-- START RECORDS FOR PROCESSING --

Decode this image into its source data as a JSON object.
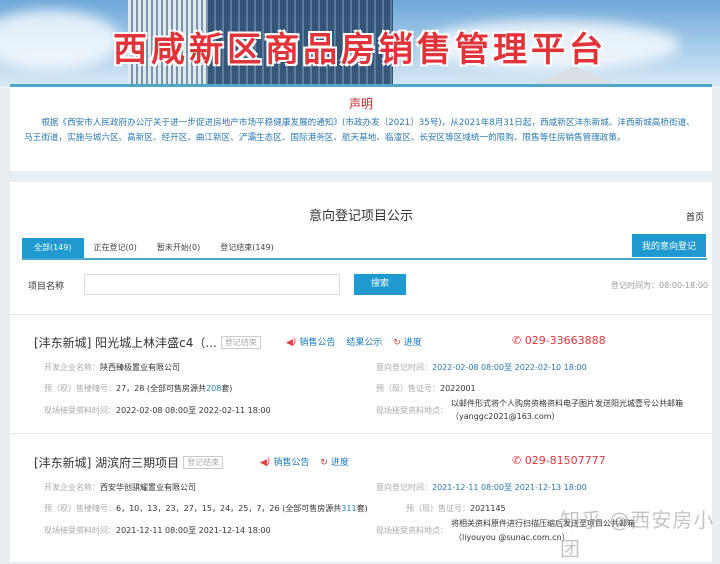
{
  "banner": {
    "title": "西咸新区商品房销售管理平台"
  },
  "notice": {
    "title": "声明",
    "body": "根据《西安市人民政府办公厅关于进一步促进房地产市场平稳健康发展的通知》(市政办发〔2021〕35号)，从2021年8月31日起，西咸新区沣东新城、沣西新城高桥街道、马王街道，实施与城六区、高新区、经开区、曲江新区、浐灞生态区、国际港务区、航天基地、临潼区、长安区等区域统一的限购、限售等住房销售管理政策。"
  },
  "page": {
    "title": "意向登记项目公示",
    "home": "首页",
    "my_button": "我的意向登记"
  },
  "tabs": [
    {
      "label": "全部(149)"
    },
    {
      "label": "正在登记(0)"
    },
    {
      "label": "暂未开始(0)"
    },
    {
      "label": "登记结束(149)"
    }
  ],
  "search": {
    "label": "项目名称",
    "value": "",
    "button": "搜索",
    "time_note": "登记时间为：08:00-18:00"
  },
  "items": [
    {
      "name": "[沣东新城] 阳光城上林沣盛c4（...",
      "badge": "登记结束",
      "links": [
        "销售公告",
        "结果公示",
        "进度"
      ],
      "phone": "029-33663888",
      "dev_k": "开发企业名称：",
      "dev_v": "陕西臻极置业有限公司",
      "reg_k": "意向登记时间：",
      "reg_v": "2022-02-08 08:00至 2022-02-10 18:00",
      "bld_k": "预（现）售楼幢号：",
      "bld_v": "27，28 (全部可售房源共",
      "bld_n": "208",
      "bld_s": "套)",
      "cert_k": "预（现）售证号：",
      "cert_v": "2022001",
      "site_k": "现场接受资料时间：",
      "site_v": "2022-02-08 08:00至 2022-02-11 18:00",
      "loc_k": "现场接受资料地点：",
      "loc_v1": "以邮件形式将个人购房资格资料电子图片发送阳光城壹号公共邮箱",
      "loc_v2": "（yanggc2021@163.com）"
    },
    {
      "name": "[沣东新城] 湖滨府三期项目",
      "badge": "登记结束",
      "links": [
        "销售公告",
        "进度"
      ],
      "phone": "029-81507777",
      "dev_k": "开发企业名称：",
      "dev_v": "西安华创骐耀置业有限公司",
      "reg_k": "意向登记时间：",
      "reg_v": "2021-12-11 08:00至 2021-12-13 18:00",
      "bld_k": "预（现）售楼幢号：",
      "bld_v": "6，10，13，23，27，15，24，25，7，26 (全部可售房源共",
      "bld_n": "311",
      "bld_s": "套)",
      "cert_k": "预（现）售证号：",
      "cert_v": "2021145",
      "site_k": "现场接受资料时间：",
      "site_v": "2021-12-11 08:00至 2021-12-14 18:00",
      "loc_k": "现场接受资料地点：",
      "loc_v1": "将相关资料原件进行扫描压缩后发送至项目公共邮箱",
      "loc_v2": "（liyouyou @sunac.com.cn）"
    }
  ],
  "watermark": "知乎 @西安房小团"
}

-- END RECORDS FOR PROCESSING --

» **GOAL**: Quote each line of the listing exactly, but leave the pictures out.

» **EXERCISE RESPONSE**:
Decode this image into its source data as a JSON object.
{
  "banner": {
    "title": "西咸新区商品房销售管理平台"
  },
  "notice": {
    "title": "声明",
    "body": "根据《西安市人民政府办公厅关于进一步促进房地产市场平稳健康发展的通知》(市政办发〔2021〕35号)，从2021年8月31日起，西咸新区沣东新城、沣西新城高桥街道、马王街道，实施与城六区、高新区、经开区、曲江新区、浐灞生态区、国际港务区、航天基地、临潼区、长安区等区域统一的限购、限售等住房销售管理政策。"
  },
  "page": {
    "title": "意向登记项目公示",
    "home": "首页",
    "my_button": "我的意向登记"
  },
  "tabs": [
    {
      "label": "全部(149)"
    },
    {
      "label": "正在登记(0)"
    },
    {
      "label": "暂未开始(0)"
    },
    {
      "label": "登记结束(149)"
    }
  ],
  "search": {
    "label": "项目名称",
    "value": "",
    "button": "搜索",
    "time_note": "登记时间为：08:00-18:00"
  },
  "items": [
    {
      "name": "[沣东新城] 阳光城上林沣盛c4（...",
      "badge": "登记结束",
      "links": [
        "销售公告",
        "结果公示",
        "进度"
      ],
      "phone": "029-33663888",
      "dev_k": "开发企业名称：",
      "dev_v": "陕西臻极置业有限公司",
      "reg_k": "意向登记时间：",
      "reg_v": "2022-02-08 08:00至 2022-02-10 18:00",
      "bld_k": "预（现）售楼幢号：",
      "bld_v": "27，28 (全部可售房源共",
      "bld_n": "208",
      "bld_s": "套)",
      "cert_k": "预（现）售证号：",
      "cert_v": "2022001",
      "site_k": "现场接受资料时间：",
      "site_v": "2022-02-08 08:00至 2022-02-11 18:00",
      "loc_k": "现场接受资料地点：",
      "loc_v1": "以邮件形式将个人购房资格资料电子图片发送阳光城壹号公共邮箱",
      "loc_v2": "（yanggc2021@163.com）"
    },
    {
      "name": "[沣东新城] 湖滨府三期项目",
      "badge": "登记结束",
      "links": [
        "销售公告",
        "进度"
      ],
      "phone": "029-81507777",
      "dev_k": "开发企业名称：",
      "dev_v": "西安华创骐耀置业有限公司",
      "reg_k": "意向登记时间：",
      "reg_v": "2021-12-11 08:00至 2021-12-13 18:00",
      "bld_k": "预（现）售楼幢号：",
      "bld_v": "6，10，13，23，27，15，24，25，7，26 (全部可售房源共",
      "bld_n": "311",
      "bld_s": "套)",
      "cert_k": "预（现）售证号：",
      "cert_v": "2021145",
      "site_k": "现场接受资料时间：",
      "site_v": "2021-12-11 08:00至 2021-12-14 18:00",
      "loc_k": "现场接受资料地点：",
      "loc_v1": "将相关资料原件进行扫描压缩后发送至项目公共邮箱",
      "loc_v2": "（liyouyou @sunac.com.cn）"
    }
  ],
  "watermark": "知乎 @西安房小团"
}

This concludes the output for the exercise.